*** The input

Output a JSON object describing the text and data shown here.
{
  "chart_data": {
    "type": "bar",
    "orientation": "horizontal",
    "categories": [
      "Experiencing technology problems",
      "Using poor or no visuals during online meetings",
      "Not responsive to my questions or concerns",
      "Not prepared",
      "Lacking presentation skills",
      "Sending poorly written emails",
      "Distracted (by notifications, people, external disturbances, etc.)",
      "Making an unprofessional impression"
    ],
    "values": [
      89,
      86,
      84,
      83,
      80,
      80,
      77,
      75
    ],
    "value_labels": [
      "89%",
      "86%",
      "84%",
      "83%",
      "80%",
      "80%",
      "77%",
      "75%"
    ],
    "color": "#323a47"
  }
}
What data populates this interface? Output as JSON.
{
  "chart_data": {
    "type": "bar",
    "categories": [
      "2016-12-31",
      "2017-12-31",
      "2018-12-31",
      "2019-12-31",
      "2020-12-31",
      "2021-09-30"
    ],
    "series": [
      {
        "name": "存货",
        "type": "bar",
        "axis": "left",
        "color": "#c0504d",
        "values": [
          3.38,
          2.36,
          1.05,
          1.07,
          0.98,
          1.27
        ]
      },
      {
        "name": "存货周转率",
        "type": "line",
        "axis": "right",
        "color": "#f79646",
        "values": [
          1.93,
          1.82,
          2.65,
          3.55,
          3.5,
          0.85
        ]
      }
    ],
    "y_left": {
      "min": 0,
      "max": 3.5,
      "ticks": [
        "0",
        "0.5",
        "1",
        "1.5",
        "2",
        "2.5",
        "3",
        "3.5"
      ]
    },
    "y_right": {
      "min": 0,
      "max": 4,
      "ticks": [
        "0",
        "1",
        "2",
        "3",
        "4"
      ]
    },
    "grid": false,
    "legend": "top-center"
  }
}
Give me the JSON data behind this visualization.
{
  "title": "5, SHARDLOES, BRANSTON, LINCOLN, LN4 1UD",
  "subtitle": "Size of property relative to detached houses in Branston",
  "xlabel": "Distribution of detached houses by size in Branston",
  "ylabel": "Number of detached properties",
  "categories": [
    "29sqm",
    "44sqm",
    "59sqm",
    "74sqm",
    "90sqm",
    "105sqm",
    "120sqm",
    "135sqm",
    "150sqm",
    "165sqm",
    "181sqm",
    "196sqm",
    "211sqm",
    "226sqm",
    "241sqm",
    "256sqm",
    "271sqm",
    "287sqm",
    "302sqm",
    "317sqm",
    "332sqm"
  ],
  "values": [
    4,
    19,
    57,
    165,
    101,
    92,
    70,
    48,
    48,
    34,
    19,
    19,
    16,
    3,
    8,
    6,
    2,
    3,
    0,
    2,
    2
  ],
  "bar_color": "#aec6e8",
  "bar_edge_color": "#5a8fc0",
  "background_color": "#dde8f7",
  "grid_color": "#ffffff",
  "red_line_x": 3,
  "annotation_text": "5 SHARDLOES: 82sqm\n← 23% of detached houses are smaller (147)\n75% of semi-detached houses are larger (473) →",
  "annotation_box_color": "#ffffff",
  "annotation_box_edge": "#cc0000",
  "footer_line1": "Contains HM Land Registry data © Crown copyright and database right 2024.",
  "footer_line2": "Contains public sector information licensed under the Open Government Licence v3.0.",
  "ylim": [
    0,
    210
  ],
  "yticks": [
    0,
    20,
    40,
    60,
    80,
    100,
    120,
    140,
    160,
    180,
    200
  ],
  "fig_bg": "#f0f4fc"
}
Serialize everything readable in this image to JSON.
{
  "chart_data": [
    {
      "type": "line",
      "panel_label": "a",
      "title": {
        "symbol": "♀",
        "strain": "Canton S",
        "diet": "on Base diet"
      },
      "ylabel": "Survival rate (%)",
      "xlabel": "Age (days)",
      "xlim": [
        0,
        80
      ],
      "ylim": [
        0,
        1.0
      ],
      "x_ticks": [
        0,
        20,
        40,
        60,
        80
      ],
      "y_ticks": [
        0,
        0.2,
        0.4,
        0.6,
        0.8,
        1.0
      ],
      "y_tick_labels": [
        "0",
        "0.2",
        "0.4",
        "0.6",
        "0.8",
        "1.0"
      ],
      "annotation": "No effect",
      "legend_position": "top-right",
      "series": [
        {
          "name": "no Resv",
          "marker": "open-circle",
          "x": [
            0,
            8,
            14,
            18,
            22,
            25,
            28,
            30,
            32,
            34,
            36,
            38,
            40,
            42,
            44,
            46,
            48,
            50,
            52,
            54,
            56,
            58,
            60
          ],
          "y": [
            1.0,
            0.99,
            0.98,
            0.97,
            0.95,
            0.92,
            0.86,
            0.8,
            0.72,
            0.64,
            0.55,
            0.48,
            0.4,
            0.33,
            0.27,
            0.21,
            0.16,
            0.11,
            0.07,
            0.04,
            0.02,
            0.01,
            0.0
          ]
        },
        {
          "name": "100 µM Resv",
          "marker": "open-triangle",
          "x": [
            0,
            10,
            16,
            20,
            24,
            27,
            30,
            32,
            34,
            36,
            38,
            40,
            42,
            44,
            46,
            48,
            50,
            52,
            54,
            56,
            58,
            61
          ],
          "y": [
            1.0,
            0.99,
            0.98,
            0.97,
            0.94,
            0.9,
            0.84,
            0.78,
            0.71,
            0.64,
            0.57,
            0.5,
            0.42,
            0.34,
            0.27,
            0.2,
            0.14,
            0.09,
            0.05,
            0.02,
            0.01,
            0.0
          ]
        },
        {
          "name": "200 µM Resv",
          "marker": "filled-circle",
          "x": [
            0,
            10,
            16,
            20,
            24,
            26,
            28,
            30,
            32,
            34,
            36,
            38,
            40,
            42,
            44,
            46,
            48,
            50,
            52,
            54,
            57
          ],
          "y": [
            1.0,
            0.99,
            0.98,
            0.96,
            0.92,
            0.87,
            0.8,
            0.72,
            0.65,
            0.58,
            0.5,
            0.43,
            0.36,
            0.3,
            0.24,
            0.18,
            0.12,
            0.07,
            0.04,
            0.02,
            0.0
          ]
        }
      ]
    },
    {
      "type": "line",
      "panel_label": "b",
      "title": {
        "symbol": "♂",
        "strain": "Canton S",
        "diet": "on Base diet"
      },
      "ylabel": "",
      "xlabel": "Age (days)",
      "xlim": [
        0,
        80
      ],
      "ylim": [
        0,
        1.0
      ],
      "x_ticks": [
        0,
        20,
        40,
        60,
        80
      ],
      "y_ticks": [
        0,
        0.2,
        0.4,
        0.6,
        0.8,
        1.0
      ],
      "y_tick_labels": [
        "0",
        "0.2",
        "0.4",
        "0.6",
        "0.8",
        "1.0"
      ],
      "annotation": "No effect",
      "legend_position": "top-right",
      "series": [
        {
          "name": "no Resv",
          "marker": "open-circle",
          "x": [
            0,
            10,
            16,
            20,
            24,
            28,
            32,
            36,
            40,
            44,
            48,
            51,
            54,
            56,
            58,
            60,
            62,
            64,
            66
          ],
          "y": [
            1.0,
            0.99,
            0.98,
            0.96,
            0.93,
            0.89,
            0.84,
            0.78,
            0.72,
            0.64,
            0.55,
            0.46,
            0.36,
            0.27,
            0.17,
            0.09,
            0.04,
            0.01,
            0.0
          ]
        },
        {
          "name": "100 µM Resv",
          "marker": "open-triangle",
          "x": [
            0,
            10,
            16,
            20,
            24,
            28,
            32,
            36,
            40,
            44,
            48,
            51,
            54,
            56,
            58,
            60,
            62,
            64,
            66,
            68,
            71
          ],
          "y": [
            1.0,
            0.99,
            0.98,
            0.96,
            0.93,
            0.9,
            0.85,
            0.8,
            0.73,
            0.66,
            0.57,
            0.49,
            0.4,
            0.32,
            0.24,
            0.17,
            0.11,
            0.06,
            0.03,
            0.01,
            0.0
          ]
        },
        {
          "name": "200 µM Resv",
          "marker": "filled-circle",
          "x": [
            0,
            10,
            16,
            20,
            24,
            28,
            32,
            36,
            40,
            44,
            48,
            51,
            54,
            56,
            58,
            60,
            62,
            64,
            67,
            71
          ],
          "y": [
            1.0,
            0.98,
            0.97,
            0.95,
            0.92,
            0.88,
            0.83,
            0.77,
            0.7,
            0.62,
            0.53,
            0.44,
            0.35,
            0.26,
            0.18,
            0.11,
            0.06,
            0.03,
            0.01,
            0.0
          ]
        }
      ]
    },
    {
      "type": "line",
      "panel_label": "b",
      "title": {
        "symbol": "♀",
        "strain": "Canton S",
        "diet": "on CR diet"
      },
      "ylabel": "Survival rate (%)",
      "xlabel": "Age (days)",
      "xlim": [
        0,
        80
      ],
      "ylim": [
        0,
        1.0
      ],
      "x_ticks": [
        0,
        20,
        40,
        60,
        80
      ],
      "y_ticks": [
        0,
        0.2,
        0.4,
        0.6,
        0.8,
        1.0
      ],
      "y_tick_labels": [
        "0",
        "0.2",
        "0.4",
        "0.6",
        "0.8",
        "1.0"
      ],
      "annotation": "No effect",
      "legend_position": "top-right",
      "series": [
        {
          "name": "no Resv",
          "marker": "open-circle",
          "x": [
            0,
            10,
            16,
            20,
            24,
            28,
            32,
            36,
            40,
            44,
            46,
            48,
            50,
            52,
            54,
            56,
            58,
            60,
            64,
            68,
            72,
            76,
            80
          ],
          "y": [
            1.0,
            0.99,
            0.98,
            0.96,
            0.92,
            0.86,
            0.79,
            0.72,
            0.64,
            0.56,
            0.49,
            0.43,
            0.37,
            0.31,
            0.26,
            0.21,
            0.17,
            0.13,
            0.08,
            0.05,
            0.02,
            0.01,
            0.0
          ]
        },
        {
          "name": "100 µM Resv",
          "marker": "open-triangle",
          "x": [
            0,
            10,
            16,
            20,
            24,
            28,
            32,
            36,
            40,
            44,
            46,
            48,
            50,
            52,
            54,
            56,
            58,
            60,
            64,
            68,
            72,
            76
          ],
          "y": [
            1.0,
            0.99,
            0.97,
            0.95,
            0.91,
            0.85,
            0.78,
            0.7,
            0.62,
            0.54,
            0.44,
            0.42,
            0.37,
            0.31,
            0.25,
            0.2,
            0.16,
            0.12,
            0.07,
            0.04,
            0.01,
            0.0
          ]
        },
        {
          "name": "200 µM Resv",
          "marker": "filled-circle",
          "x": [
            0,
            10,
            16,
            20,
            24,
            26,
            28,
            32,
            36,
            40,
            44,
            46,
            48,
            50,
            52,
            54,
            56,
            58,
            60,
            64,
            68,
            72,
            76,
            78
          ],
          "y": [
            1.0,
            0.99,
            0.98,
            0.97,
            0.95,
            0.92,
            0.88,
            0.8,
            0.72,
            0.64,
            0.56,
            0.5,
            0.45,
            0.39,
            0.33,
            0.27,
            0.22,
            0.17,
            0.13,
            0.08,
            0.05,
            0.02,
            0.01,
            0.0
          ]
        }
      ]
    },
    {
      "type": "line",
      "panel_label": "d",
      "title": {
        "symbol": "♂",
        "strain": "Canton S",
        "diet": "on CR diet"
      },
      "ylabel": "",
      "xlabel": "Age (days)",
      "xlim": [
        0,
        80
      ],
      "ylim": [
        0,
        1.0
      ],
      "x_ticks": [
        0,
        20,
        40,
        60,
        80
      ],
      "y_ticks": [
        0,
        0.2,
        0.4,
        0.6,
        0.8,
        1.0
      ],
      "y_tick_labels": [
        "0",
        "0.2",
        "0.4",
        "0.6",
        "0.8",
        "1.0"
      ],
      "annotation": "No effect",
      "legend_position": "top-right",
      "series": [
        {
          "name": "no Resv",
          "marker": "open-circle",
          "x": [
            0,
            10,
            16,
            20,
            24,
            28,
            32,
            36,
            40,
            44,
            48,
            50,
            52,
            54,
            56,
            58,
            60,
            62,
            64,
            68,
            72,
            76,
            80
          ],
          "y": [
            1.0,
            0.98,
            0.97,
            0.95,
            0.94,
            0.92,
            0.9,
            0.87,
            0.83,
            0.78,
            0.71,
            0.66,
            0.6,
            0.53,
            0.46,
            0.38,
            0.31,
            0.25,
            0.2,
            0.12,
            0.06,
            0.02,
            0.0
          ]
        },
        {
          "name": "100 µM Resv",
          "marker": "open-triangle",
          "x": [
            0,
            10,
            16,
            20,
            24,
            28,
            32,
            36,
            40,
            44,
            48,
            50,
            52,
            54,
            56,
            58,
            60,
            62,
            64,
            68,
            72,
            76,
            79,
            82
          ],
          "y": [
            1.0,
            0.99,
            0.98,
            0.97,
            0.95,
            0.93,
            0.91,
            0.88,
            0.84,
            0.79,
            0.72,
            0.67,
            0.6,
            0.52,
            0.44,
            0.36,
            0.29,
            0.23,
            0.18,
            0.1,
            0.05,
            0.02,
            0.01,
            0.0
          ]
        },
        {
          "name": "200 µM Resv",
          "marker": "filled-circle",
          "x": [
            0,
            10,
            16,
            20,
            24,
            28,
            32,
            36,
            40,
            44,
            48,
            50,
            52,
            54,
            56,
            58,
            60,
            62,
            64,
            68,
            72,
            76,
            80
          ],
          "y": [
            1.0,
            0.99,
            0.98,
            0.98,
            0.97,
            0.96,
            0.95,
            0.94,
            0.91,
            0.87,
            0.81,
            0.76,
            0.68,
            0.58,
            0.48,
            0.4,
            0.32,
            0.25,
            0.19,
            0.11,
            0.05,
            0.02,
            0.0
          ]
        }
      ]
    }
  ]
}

******

● **Problem description**
From the listing, tally every line with the word "this" in it and give only the tally.

● **Problem solution**
3